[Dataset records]
▽

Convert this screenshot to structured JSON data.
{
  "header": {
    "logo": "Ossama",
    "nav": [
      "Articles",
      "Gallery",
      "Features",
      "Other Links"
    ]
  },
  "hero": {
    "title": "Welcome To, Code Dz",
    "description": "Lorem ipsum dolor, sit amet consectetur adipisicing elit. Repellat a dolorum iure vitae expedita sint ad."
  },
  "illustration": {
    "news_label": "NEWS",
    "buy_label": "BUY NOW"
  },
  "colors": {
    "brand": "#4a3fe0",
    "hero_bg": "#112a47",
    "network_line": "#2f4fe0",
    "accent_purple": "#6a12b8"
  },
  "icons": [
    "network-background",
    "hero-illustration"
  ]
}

△
▽

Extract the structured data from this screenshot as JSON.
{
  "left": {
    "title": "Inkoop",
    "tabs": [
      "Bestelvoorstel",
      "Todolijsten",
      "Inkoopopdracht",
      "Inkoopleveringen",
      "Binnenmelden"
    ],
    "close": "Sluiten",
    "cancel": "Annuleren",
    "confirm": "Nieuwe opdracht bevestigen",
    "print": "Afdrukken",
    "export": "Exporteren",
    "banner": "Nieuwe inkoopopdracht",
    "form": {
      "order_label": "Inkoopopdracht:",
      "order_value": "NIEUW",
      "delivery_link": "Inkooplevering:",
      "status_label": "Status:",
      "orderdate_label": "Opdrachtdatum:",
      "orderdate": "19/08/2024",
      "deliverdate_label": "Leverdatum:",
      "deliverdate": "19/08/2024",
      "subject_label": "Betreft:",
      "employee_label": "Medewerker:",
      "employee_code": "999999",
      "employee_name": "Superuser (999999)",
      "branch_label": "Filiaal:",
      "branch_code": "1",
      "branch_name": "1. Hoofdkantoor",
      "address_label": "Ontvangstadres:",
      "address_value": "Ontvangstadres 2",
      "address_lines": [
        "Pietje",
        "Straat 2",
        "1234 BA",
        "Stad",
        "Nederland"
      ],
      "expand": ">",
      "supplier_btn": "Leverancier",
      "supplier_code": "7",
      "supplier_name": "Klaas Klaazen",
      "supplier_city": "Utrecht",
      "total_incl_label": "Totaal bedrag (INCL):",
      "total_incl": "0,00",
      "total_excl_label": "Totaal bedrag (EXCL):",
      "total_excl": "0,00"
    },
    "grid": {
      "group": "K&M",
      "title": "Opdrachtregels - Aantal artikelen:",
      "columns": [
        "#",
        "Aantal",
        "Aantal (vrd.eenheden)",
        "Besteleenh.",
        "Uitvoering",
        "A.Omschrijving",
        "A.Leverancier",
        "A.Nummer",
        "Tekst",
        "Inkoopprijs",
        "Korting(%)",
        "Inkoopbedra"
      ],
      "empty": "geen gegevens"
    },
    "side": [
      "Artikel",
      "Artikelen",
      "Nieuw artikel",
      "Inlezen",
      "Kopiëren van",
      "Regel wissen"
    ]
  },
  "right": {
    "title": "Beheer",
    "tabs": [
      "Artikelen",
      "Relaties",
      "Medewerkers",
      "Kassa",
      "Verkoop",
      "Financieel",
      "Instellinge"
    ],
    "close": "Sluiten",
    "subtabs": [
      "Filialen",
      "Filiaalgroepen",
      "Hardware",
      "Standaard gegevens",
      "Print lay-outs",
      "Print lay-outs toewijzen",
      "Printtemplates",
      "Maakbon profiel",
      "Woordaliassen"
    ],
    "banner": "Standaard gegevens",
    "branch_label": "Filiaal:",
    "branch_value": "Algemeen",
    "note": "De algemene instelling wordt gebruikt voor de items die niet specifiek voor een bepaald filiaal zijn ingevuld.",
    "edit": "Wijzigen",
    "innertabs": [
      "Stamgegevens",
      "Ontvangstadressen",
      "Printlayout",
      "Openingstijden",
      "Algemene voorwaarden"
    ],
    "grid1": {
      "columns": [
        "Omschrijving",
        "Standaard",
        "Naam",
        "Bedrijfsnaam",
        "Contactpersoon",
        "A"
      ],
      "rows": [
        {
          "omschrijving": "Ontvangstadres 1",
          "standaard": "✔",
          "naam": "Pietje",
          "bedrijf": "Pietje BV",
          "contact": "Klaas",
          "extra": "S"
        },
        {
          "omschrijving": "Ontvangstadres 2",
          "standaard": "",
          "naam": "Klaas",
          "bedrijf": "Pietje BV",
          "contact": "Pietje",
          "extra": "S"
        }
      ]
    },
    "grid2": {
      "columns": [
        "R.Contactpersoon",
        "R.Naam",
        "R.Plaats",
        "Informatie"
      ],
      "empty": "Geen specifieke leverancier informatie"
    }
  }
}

△

• [PROBLEM DETAILS] Count how many lines of the data include the word "title". Your reply should be that number alone.

• [TASK ANSWER] 4